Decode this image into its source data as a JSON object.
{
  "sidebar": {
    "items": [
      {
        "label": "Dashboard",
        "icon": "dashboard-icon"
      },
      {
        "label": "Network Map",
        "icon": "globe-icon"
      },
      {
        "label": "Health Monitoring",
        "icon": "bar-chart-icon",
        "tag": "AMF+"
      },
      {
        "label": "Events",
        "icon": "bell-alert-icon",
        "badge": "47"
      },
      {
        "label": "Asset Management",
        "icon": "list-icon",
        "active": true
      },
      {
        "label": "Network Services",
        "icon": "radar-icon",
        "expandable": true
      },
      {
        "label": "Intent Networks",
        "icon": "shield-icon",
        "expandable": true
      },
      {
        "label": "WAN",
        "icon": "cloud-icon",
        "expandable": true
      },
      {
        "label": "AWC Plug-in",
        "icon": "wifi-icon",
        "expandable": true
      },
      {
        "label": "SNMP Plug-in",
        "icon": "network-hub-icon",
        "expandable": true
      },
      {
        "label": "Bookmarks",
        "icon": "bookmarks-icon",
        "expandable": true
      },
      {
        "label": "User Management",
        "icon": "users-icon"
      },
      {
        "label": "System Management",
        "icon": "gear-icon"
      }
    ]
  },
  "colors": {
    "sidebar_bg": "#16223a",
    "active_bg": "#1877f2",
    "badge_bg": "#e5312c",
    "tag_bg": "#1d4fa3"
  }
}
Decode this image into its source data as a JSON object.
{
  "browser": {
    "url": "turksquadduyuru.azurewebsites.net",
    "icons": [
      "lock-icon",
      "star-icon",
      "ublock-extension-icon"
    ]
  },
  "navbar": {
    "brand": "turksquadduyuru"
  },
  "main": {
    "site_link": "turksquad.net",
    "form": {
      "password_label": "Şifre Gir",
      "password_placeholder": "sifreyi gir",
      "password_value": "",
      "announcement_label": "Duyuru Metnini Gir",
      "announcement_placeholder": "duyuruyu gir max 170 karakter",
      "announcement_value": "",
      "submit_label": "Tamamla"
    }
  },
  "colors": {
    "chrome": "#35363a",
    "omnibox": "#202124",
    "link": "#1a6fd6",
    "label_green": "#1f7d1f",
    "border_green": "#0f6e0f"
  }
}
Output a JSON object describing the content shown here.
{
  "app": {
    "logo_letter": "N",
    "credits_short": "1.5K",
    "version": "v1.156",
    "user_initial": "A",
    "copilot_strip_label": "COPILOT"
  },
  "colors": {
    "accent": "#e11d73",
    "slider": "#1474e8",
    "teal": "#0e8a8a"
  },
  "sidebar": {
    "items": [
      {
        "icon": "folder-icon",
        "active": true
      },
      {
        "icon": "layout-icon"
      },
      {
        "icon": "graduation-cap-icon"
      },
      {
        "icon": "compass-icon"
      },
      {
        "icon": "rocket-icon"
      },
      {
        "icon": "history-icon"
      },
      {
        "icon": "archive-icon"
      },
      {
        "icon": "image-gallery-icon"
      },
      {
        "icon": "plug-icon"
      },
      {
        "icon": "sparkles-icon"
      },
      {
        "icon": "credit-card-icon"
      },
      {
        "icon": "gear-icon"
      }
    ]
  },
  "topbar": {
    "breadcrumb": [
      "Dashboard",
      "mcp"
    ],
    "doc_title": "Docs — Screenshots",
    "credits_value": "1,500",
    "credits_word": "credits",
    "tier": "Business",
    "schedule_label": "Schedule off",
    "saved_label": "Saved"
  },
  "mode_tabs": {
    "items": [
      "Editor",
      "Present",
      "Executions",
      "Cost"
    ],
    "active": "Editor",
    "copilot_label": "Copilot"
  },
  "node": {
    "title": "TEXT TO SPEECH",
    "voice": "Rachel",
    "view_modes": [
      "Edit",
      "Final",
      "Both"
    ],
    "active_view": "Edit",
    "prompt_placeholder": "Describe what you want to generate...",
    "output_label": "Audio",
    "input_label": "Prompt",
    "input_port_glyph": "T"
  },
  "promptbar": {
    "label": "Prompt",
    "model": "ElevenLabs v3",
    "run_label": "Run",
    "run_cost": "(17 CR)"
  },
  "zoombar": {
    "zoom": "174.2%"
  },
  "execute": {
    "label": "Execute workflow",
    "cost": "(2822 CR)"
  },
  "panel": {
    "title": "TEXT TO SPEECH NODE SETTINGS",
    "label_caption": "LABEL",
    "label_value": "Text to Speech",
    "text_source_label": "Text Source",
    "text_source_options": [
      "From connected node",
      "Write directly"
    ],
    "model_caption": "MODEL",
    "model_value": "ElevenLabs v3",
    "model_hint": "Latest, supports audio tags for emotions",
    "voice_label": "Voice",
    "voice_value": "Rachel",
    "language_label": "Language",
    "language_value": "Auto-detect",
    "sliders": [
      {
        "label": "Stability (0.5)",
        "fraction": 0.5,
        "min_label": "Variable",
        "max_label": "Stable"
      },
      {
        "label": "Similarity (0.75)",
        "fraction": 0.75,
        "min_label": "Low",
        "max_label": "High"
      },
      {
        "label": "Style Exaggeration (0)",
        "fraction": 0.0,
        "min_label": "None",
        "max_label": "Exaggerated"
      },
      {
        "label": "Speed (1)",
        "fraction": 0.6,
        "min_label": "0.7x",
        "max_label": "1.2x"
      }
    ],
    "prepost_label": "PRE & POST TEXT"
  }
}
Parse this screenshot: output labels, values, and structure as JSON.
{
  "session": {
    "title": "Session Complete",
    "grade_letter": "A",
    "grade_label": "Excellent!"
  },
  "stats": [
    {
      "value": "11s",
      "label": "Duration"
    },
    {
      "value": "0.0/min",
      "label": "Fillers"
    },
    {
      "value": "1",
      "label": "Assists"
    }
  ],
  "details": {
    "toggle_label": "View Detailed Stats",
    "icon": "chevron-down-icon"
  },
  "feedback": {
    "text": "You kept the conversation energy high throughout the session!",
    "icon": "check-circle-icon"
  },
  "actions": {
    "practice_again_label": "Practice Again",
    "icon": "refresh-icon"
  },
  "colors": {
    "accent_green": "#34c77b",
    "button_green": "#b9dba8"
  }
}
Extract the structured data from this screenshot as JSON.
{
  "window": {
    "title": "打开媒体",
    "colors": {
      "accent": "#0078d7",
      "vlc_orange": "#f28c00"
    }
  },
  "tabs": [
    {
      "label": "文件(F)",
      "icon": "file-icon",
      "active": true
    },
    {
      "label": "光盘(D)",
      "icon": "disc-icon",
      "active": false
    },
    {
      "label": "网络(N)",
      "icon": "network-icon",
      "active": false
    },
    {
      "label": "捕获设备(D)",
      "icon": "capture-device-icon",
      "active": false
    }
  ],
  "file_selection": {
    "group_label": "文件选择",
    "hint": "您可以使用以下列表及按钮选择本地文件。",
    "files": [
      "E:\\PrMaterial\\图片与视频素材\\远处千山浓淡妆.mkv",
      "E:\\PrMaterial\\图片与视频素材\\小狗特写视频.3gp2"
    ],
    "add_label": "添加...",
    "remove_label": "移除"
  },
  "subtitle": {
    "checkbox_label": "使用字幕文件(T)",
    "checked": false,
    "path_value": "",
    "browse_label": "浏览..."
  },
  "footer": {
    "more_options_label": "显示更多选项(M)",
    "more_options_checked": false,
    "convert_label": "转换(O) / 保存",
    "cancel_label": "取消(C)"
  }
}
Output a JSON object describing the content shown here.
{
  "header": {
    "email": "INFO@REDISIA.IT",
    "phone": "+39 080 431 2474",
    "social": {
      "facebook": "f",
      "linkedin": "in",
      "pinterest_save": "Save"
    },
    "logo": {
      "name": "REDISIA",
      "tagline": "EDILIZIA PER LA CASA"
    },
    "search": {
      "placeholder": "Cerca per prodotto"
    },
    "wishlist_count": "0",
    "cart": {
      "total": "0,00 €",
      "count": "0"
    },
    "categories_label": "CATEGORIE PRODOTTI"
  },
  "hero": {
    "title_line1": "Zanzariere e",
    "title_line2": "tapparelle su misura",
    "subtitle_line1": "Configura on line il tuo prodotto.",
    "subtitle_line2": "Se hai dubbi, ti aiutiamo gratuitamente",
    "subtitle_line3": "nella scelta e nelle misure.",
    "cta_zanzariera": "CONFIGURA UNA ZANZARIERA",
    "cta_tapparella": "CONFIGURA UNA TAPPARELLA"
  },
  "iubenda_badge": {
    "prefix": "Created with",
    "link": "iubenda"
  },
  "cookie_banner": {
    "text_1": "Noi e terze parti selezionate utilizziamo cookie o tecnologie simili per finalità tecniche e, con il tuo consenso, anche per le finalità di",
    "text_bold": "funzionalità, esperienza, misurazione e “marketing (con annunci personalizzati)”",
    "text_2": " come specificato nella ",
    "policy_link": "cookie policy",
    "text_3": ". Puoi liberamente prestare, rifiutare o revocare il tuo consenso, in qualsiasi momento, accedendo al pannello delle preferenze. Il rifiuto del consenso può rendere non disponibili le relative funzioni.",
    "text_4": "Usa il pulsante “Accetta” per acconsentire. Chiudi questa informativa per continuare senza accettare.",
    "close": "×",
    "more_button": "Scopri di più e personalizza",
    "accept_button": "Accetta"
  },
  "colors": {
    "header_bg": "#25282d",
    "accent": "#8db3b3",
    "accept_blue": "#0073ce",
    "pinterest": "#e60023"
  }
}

TASK PROMPT:
Every line that holds the string "Management" should be returned.

OUTPUT OF THE EXERCISE:
        "label": "Asset Management",
        "label": "User Management",
        "label": "System Management",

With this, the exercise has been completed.